* _TASK TO COMPLETE_
Find the number of lines in these records where the word "Accept" appears. Reply with that number and nothing more.

* _INFORMATION GIVEN_
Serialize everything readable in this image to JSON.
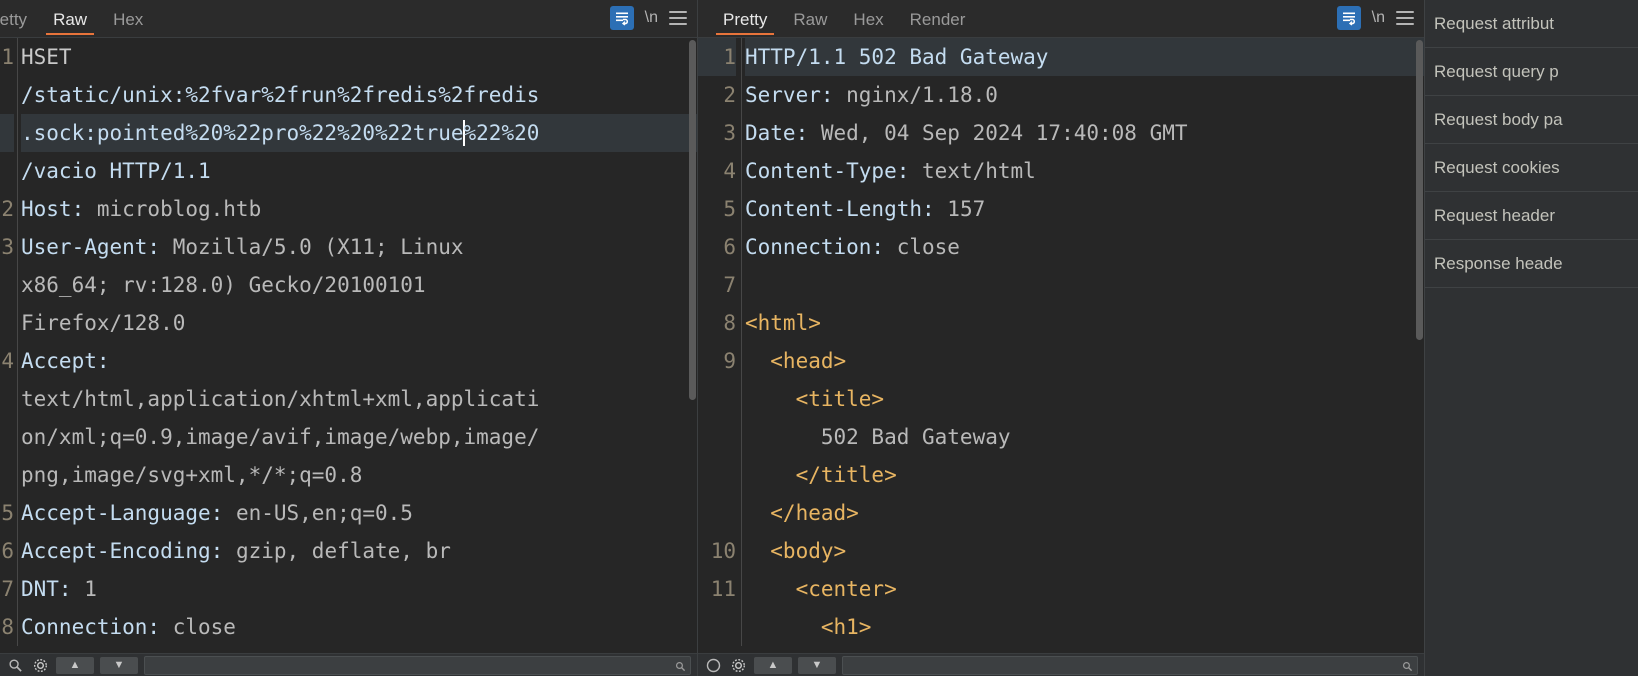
{
  "request_panel": {
    "tabs": [
      {
        "label": "retty",
        "active": false,
        "clipped": true
      },
      {
        "label": "Raw",
        "active": true,
        "clipped": false
      },
      {
        "label": "Hex",
        "active": false,
        "clipped": false
      }
    ],
    "wrap_icon": "word-wrap-icon",
    "newline_label": "\\n",
    "menu_icon": "hamburger-menu-icon",
    "lines": [
      {
        "num": "1",
        "highlight": false,
        "segments": [
          {
            "class": "plain",
            "text": "HSET"
          }
        ]
      },
      {
        "num": "",
        "highlight": false,
        "segments": [
          {
            "class": "hdr-name",
            "text": "/static/unix:%2fvar%2frun%2fredis%2fredis"
          }
        ]
      },
      {
        "num": "",
        "highlight": true,
        "segments": [
          {
            "class": "hdr-name",
            "text": ".sock:pointed%20%22pro%22%20%22true"
          },
          {
            "class": "caret",
            "text": ""
          },
          {
            "class": "hdr-name",
            "text": "%22%20"
          }
        ]
      },
      {
        "num": "",
        "highlight": false,
        "segments": [
          {
            "class": "hdr-name",
            "text": "/vacio HTTP/1.1"
          }
        ]
      },
      {
        "num": "2",
        "highlight": false,
        "segments": [
          {
            "class": "hdr-name",
            "text": "Host: "
          },
          {
            "class": "hdr-val",
            "text": "microblog.htb"
          }
        ]
      },
      {
        "num": "3",
        "highlight": false,
        "segments": [
          {
            "class": "hdr-name",
            "text": "User-Agent: "
          },
          {
            "class": "hdr-val",
            "text": "Mozilla/5.0 (X11; Linux"
          }
        ]
      },
      {
        "num": "",
        "highlight": false,
        "segments": [
          {
            "class": "hdr-val",
            "text": "x86_64; rv:128.0) Gecko/20100101"
          }
        ]
      },
      {
        "num": "",
        "highlight": false,
        "segments": [
          {
            "class": "hdr-val",
            "text": "Firefox/128.0"
          }
        ]
      },
      {
        "num": "4",
        "highlight": false,
        "segments": [
          {
            "class": "hdr-name",
            "text": "Accept:"
          }
        ]
      },
      {
        "num": "",
        "highlight": false,
        "segments": [
          {
            "class": "hdr-val",
            "text": "text/html,application/xhtml+xml,applicati"
          }
        ]
      },
      {
        "num": "",
        "highlight": false,
        "segments": [
          {
            "class": "hdr-val",
            "text": "on/xml;q=0.9,image/avif,image/webp,image/"
          }
        ]
      },
      {
        "num": "",
        "highlight": false,
        "segments": [
          {
            "class": "hdr-val",
            "text": "png,image/svg+xml,*/*;q=0.8"
          }
        ]
      },
      {
        "num": "5",
        "highlight": false,
        "segments": [
          {
            "class": "hdr-name",
            "text": "Accept-Language: "
          },
          {
            "class": "hdr-val",
            "text": "en-US,en;q=0.5"
          }
        ]
      },
      {
        "num": "6",
        "highlight": false,
        "segments": [
          {
            "class": "hdr-name",
            "text": "Accept-Encoding: "
          },
          {
            "class": "hdr-val",
            "text": "gzip, deflate, br"
          }
        ]
      },
      {
        "num": "7",
        "highlight": false,
        "segments": [
          {
            "class": "hdr-name",
            "text": "DNT: "
          },
          {
            "class": "hdr-val",
            "text": "1"
          }
        ]
      },
      {
        "num": "8",
        "highlight": false,
        "segments": [
          {
            "class": "hdr-name",
            "text": "Connection: "
          },
          {
            "class": "hdr-val",
            "text": "close"
          }
        ]
      }
    ],
    "bottom_bar": {
      "search_icon": "magnifier-icon",
      "settings_icon": "gear-icon",
      "prev_label": "▲",
      "next_label": "▼",
      "search_value": ""
    }
  },
  "response_panel": {
    "tabs": [
      {
        "label": "Pretty",
        "active": true
      },
      {
        "label": "Raw",
        "active": false
      },
      {
        "label": "Hex",
        "active": false
      },
      {
        "label": "Render",
        "active": false
      }
    ],
    "wrap_icon": "word-wrap-icon",
    "newline_label": "\\n",
    "menu_icon": "hamburger-menu-icon",
    "lines": [
      {
        "num": "1",
        "highlight": true,
        "segments": [
          {
            "class": "hdr-name",
            "text": "HTTP/1.1 502 Bad Gateway"
          }
        ]
      },
      {
        "num": "2",
        "highlight": false,
        "segments": [
          {
            "class": "hdr-name",
            "text": "Server: "
          },
          {
            "class": "hdr-val",
            "text": "nginx/1.18.0"
          }
        ]
      },
      {
        "num": "3",
        "highlight": false,
        "segments": [
          {
            "class": "hdr-name",
            "text": "Date: "
          },
          {
            "class": "hdr-val",
            "text": "Wed, 04 Sep 2024 17:40:08 GMT"
          }
        ]
      },
      {
        "num": "4",
        "highlight": false,
        "segments": [
          {
            "class": "hdr-name",
            "text": "Content-Type: "
          },
          {
            "class": "hdr-val",
            "text": "text/html"
          }
        ]
      },
      {
        "num": "5",
        "highlight": false,
        "segments": [
          {
            "class": "hdr-name",
            "text": "Content-Length: "
          },
          {
            "class": "hdr-val",
            "text": "157"
          }
        ]
      },
      {
        "num": "6",
        "highlight": false,
        "segments": [
          {
            "class": "hdr-name",
            "text": "Connection: "
          },
          {
            "class": "hdr-val",
            "text": "close"
          }
        ]
      },
      {
        "num": "7",
        "highlight": false,
        "segments": [
          {
            "class": "plain",
            "text": ""
          }
        ]
      },
      {
        "num": "8",
        "highlight": false,
        "segments": [
          {
            "class": "tag",
            "text": "<html>"
          }
        ]
      },
      {
        "num": "9",
        "highlight": false,
        "segments": [
          {
            "class": "tag",
            "text": "  <head>"
          }
        ]
      },
      {
        "num": "",
        "highlight": false,
        "segments": [
          {
            "class": "tag",
            "text": "    <title>"
          }
        ]
      },
      {
        "num": "",
        "highlight": false,
        "segments": [
          {
            "class": "txt",
            "text": "      502 Bad Gateway"
          }
        ]
      },
      {
        "num": "",
        "highlight": false,
        "segments": [
          {
            "class": "tag",
            "text": "    </title>"
          }
        ]
      },
      {
        "num": "",
        "highlight": false,
        "segments": [
          {
            "class": "tag",
            "text": "  </head>"
          }
        ]
      },
      {
        "num": "10",
        "highlight": false,
        "segments": [
          {
            "class": "tag",
            "text": "  <body>"
          }
        ]
      },
      {
        "num": "11",
        "highlight": false,
        "segments": [
          {
            "class": "tag",
            "text": "    <center>"
          }
        ]
      },
      {
        "num": "",
        "highlight": false,
        "segments": [
          {
            "class": "tag",
            "text": "      <h1>"
          }
        ]
      }
    ],
    "bottom_bar": {
      "help_icon": "help-circle-icon",
      "settings_icon": "gear-icon",
      "prev_label": "▲",
      "next_label": "▼",
      "search_value": ""
    }
  },
  "inspector": {
    "rows": [
      {
        "label": "Request attribut"
      },
      {
        "label": "Request query p"
      },
      {
        "label": "Request body pa"
      },
      {
        "label": "Request cookies"
      },
      {
        "label": "Request header"
      },
      {
        "label": "Response heade"
      }
    ]
  },
  "colors": {
    "accent": "#e8743b",
    "wrap_button": "#2c6fb5",
    "background": "#262626",
    "tabbar": "#2b2b2b",
    "header_name": "#c4dcf0",
    "tag": "#e8b562",
    "highlight_row": "#32373b"
  }
}
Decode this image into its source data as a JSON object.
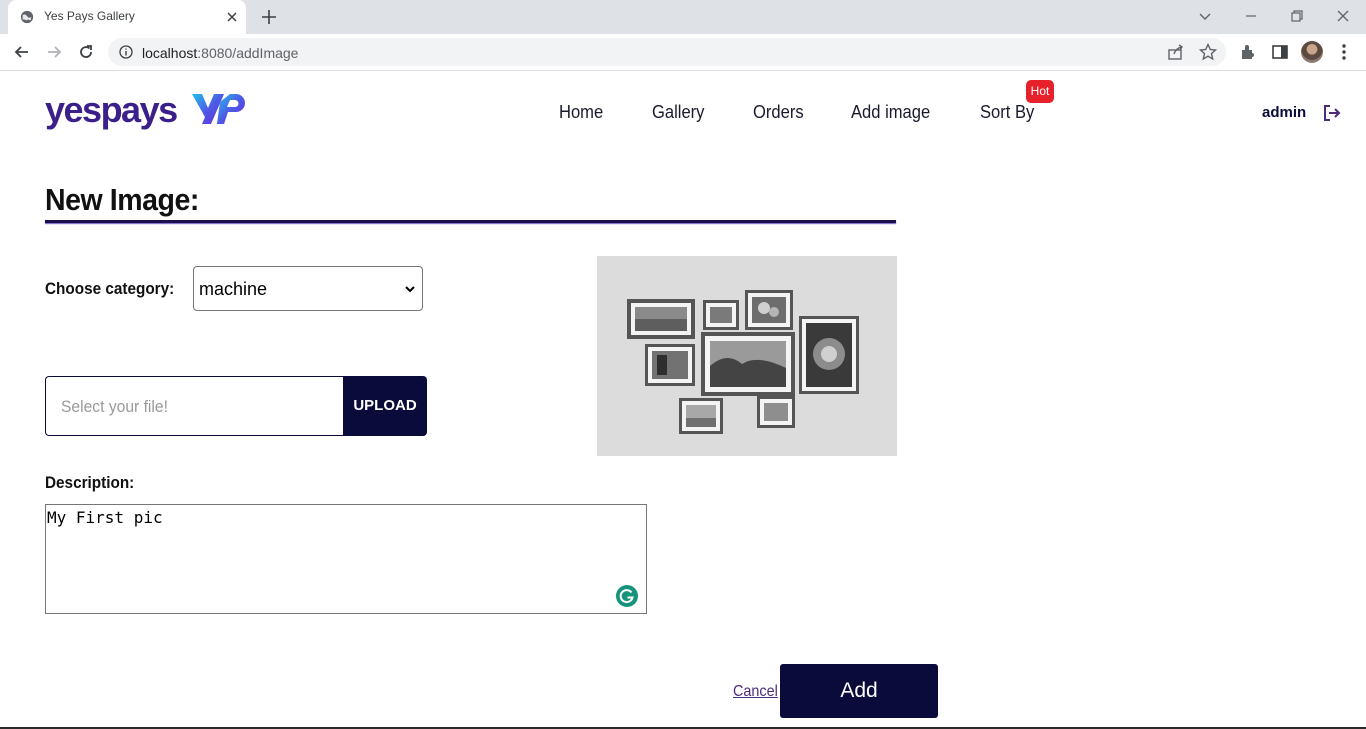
{
  "browser": {
    "tab_title": "Yes Pays Gallery",
    "url_host": "localhost",
    "url_path": ":8080/addImage"
  },
  "header": {
    "logo_text": "yespays",
    "nav": [
      "Home",
      "Gallery",
      "Orders",
      "Add image",
      "Sort By"
    ],
    "hot_badge": "Hot",
    "user": "admin"
  },
  "form": {
    "title": "New Image:",
    "category_label": "Choose category:",
    "category_value": "machine",
    "file_placeholder": "Select your file!",
    "upload_label": "UPLOAD",
    "description_label": "Description:",
    "description_value": "My First pic",
    "cancel_label": "Cancel",
    "add_label": "Add"
  },
  "colors": {
    "brand_dark": "#0b0b3b",
    "hot_red": "#e8202a",
    "logo_purple": "#3b1f8a"
  }
}
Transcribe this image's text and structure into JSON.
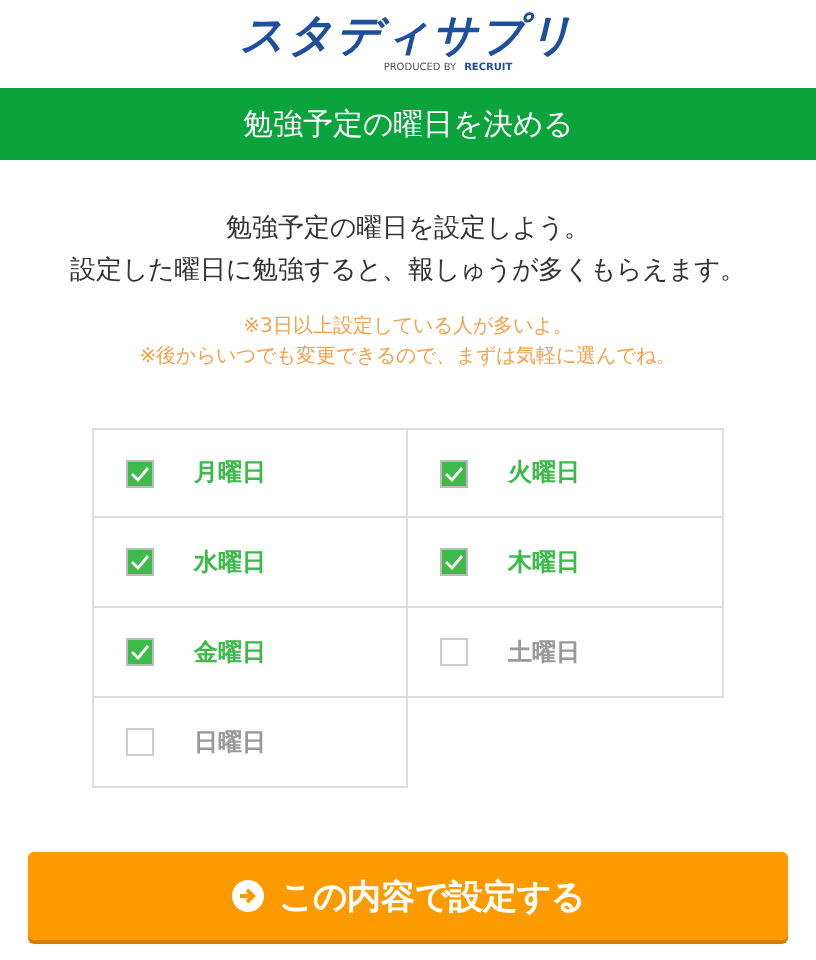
{
  "logo": {
    "name": "スタディサプリ",
    "byline": "PRODUCED BY",
    "company": "RECRUIT"
  },
  "header": {
    "title": "勉強予定の曜日を決める"
  },
  "intro": [
    "勉強予定の曜日を設定しよう。",
    "設定した曜日に勉強すると、報しゅうが多くもらえます。"
  ],
  "notes": [
    "※3日以上設定している人が多いよ。",
    "※後からいつでも変更できるので、まずは気軽に選んでね。"
  ],
  "days": [
    {
      "label": "月曜日",
      "checked": true
    },
    {
      "label": "火曜日",
      "checked": true
    },
    {
      "label": "水曜日",
      "checked": true
    },
    {
      "label": "木曜日",
      "checked": true
    },
    {
      "label": "金曜日",
      "checked": true
    },
    {
      "label": "土曜日",
      "checked": false
    },
    {
      "label": "日曜日",
      "checked": false
    }
  ],
  "submit": {
    "label": "この内容で設定する"
  }
}
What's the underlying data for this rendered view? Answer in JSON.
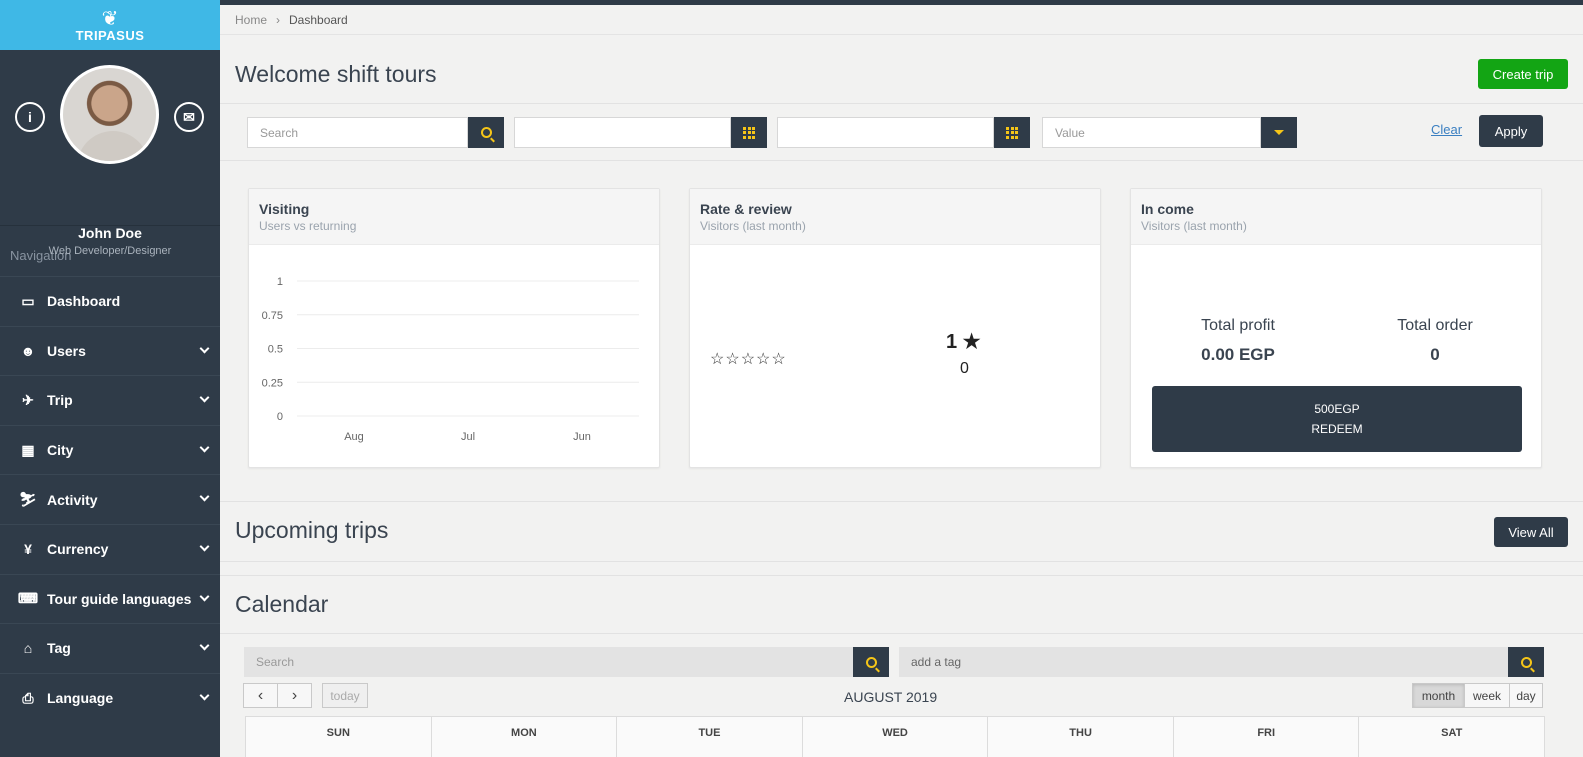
{
  "brand": {
    "logo_mark": "❦",
    "logo_text": "TRIPASUS"
  },
  "profile": {
    "name": "John Doe",
    "role": "Web Developer/Designer",
    "info_glyph": "i",
    "mail_glyph": "✉"
  },
  "nav": {
    "heading": "Navigation",
    "items": [
      {
        "label": "Dashboard",
        "icon": "monitor-icon",
        "glyph": "▭"
      },
      {
        "label": "Users",
        "icon": "users-icon",
        "glyph": "☻"
      },
      {
        "label": "Trip",
        "icon": "plane-icon",
        "glyph": "✈"
      },
      {
        "label": "City",
        "icon": "building-icon",
        "glyph": "▦"
      },
      {
        "label": "Activity",
        "icon": "skier-icon",
        "glyph": "⛷"
      },
      {
        "label": "Currency",
        "icon": "yen-icon",
        "glyph": "¥"
      },
      {
        "label": "Tour guide languages",
        "icon": "language-icon",
        "glyph": "⌨"
      },
      {
        "label": "Tag",
        "icon": "tags-icon",
        "glyph": "⌂"
      },
      {
        "label": "Language",
        "icon": "book-icon",
        "glyph": "⎙"
      }
    ]
  },
  "breadcrumb": {
    "home": "Home",
    "sep": "›",
    "current": "Dashboard"
  },
  "header": {
    "welcome": "Welcome shift tours",
    "create_label": "Create trip"
  },
  "filters": {
    "search_placeholder": "Search",
    "value_placeholder": "Value",
    "clear_label": "Clear",
    "apply_label": "Apply"
  },
  "cards": {
    "visiting": {
      "title": "Visiting",
      "subtitle": "Users vs returning"
    },
    "rate": {
      "title": "Rate & review",
      "subtitle": "Visitors (last month)",
      "stars": "☆☆☆☆☆",
      "rating": "1 ★",
      "count": "0"
    },
    "income": {
      "title": "In come",
      "subtitle": "Visitors (last month)",
      "profit_label": "Total profit",
      "profit_value": "0.00 EGP",
      "order_label": "Total order",
      "order_value": "0",
      "redeem_amount": "500EGP",
      "redeem_label": "REDEEM"
    }
  },
  "chart_data": {
    "type": "line",
    "categories": [
      "Aug",
      "Jul",
      "Jun"
    ],
    "series": [
      {
        "values": [
          0,
          0,
          0
        ]
      }
    ],
    "ylim": [
      0,
      1
    ],
    "yticks": [
      "1",
      "0.75",
      "0.5",
      "0.25",
      "0"
    ],
    "grid": true
  },
  "upcoming": {
    "title": "Upcoming trips",
    "view_all_label": "View All"
  },
  "calendar": {
    "title": "Calendar",
    "search_placeholder": "Search",
    "tag_placeholder": "add a tag",
    "prev": "‹",
    "next": "›",
    "today": "today",
    "month_title": "AUGUST 2019",
    "views": [
      "month",
      "week",
      "day"
    ],
    "days": [
      "SUN",
      "MON",
      "TUE",
      "WED",
      "THU",
      "FRI",
      "SAT"
    ]
  }
}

* _EXERCISE ANSWER_
3